▶ **WRITTEN TASK**:
Each line of the listing that contains the word "停止位可配置" is to be copied.

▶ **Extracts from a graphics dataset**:
──────────
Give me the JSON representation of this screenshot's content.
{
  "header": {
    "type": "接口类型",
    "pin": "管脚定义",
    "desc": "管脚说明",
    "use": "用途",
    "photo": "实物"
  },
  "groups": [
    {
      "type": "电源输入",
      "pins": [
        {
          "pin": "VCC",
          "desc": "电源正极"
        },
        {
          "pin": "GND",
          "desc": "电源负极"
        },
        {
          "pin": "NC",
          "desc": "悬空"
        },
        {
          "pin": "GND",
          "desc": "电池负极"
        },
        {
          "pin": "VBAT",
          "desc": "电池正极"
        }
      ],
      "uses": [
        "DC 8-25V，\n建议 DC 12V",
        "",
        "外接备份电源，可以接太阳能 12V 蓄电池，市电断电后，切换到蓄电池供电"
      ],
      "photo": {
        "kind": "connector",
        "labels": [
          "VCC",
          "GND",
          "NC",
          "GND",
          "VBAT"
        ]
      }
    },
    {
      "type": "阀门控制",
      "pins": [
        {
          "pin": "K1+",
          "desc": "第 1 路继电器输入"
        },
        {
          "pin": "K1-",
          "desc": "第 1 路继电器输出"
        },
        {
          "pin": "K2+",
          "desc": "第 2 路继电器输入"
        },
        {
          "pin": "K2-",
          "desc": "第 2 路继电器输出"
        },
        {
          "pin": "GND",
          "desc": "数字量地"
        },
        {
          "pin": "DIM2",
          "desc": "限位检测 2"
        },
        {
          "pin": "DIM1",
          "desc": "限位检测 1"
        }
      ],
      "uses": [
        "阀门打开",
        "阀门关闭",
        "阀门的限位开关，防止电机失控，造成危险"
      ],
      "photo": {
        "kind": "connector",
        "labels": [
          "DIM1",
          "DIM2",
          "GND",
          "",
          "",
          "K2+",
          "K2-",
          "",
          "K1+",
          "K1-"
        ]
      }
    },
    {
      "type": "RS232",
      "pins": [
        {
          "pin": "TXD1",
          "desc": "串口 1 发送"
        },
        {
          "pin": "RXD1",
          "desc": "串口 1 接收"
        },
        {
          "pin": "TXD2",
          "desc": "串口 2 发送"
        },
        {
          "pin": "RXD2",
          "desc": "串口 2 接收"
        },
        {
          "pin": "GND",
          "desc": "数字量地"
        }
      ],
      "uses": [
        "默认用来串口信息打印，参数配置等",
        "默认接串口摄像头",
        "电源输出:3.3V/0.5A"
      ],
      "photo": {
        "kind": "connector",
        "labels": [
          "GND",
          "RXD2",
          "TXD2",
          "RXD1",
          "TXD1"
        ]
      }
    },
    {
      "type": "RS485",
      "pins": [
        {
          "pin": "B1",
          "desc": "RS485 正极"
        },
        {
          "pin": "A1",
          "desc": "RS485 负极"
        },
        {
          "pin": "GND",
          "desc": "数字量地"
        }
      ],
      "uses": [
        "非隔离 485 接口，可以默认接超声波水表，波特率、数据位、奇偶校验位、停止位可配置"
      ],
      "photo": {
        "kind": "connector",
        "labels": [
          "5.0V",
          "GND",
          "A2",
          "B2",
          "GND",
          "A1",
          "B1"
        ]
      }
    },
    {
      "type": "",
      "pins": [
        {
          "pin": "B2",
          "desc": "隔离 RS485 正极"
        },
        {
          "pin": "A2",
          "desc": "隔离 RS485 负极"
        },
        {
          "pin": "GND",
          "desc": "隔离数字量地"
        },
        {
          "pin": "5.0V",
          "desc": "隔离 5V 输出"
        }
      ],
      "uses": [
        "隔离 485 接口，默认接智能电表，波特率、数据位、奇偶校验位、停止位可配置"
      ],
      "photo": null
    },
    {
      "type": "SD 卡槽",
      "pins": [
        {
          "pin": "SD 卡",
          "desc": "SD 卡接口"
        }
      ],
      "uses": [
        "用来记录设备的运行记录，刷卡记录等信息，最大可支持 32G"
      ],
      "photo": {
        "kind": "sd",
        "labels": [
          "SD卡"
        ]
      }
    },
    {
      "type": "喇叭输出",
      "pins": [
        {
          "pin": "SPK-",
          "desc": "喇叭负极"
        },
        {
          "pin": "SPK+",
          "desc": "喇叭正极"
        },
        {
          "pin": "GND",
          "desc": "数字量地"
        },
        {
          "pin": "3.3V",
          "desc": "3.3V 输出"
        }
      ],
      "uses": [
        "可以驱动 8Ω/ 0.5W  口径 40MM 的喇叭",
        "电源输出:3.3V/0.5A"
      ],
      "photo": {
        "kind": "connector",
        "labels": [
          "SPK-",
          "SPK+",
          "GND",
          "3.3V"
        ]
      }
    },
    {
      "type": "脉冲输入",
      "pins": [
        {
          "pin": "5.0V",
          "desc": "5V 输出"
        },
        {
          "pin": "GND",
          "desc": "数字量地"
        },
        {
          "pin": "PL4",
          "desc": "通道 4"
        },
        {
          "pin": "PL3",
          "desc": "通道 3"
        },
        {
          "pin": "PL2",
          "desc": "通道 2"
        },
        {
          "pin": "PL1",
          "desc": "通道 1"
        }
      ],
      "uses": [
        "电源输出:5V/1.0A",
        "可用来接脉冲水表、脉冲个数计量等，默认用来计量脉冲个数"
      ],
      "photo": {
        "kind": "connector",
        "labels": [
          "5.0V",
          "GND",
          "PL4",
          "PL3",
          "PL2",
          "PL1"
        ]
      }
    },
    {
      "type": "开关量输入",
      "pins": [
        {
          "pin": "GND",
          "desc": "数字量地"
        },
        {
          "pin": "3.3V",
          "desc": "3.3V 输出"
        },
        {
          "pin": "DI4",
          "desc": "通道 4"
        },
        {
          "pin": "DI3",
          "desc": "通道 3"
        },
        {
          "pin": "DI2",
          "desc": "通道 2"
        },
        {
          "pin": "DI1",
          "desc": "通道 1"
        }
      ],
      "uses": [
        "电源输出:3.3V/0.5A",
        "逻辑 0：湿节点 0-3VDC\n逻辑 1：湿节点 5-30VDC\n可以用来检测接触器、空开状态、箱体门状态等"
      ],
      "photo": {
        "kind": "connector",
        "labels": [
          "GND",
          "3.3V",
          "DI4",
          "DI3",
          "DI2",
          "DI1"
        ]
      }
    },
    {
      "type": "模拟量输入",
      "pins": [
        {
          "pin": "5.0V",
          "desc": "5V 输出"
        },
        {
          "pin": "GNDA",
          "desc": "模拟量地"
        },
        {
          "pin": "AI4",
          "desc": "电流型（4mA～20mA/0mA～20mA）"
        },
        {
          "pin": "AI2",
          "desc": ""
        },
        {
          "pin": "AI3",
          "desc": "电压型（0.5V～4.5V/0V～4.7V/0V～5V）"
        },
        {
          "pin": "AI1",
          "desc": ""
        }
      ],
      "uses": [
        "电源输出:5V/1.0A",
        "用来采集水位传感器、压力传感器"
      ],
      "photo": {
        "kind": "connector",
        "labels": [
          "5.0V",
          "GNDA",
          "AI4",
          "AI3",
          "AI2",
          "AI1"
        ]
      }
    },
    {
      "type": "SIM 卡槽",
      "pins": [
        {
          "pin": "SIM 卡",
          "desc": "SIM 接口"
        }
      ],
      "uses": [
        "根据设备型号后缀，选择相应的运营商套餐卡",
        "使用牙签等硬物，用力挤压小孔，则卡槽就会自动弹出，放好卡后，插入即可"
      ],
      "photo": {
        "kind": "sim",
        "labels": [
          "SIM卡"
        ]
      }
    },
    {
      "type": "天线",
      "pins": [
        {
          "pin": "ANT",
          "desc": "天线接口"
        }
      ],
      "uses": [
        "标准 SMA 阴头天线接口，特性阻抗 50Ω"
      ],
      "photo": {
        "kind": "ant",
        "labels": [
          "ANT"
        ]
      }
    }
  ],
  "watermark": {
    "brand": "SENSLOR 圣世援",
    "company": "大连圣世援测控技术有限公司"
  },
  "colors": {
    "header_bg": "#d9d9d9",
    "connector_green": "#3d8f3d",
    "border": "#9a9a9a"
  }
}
──────────
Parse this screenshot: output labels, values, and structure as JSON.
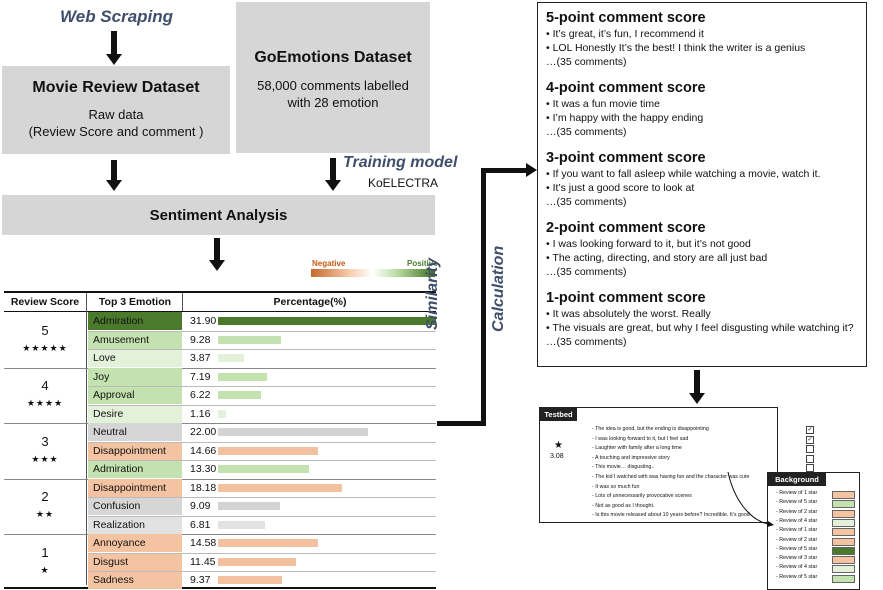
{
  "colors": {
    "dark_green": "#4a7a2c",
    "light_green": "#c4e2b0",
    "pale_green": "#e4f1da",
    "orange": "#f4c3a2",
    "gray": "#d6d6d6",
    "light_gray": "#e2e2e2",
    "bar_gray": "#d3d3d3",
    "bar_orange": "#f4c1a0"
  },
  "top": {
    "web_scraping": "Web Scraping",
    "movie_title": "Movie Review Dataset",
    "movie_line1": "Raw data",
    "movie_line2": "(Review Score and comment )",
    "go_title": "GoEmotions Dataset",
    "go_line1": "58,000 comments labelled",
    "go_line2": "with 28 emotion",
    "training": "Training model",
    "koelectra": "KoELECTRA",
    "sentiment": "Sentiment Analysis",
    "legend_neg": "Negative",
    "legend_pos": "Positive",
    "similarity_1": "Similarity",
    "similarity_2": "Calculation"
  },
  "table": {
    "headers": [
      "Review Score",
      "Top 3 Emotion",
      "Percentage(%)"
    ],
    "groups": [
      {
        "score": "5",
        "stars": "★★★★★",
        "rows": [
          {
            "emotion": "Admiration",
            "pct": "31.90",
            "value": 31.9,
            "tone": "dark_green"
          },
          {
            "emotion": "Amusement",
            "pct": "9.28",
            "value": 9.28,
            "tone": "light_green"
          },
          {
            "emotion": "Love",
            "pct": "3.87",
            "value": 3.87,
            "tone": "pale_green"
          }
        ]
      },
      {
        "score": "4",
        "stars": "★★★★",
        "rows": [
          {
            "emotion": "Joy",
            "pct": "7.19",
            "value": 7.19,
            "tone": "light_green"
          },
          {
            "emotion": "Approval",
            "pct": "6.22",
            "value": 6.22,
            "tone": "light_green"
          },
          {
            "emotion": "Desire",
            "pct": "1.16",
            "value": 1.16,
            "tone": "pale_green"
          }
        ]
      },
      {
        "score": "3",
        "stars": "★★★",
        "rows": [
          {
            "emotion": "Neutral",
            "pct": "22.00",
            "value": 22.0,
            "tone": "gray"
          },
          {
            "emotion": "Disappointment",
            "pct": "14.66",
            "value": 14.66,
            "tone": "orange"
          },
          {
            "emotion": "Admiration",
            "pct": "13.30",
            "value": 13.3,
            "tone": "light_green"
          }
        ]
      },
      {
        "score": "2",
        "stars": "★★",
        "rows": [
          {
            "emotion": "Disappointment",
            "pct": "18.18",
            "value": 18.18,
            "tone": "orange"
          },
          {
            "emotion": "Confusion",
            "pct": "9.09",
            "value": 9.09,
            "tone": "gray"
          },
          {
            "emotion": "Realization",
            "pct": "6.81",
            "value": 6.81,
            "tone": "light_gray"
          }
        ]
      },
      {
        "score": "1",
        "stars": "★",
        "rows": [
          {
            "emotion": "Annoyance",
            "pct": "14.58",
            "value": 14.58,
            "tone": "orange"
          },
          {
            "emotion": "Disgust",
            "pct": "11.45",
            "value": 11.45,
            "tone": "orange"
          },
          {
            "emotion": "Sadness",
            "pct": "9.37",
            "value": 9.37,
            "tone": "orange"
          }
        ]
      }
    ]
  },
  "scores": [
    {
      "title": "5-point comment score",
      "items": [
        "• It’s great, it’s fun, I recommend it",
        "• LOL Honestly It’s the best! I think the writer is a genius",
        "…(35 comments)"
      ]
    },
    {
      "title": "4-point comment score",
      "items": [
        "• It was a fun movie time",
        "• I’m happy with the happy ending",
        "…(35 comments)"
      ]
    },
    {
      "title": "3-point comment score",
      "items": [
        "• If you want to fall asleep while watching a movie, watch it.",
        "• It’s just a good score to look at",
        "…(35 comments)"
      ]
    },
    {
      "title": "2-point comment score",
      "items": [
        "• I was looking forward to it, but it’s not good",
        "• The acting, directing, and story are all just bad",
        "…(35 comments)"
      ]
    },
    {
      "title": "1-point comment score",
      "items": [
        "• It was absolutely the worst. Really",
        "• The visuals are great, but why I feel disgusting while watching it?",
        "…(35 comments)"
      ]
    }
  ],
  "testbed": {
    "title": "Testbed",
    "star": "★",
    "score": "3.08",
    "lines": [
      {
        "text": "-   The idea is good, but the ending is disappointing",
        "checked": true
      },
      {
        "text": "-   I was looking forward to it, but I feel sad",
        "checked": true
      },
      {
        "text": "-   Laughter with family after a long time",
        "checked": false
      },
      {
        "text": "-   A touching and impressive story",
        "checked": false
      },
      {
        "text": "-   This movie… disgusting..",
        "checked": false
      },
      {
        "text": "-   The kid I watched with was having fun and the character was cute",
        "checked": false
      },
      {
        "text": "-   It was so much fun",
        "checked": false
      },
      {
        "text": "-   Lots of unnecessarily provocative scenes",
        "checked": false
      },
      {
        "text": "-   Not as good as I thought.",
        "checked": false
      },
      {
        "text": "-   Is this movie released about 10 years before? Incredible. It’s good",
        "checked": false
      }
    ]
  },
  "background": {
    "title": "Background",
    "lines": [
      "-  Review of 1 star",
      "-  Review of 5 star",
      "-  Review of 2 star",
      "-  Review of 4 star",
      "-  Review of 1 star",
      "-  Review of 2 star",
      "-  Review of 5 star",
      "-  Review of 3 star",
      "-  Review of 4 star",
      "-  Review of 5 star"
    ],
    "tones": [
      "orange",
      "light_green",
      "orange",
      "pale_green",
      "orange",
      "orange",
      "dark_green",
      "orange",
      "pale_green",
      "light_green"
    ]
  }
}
──────────
▶ **RESULT OF THIS EXERCISE**:
        "非隔离 485 接口，可以默认接超声波水表，波特率、数据位、奇偶校验位、停止位可配置"
        "隔离 485 接口，默认接智能电表，波特率、数据位、奇偶校验位、停止位可配置"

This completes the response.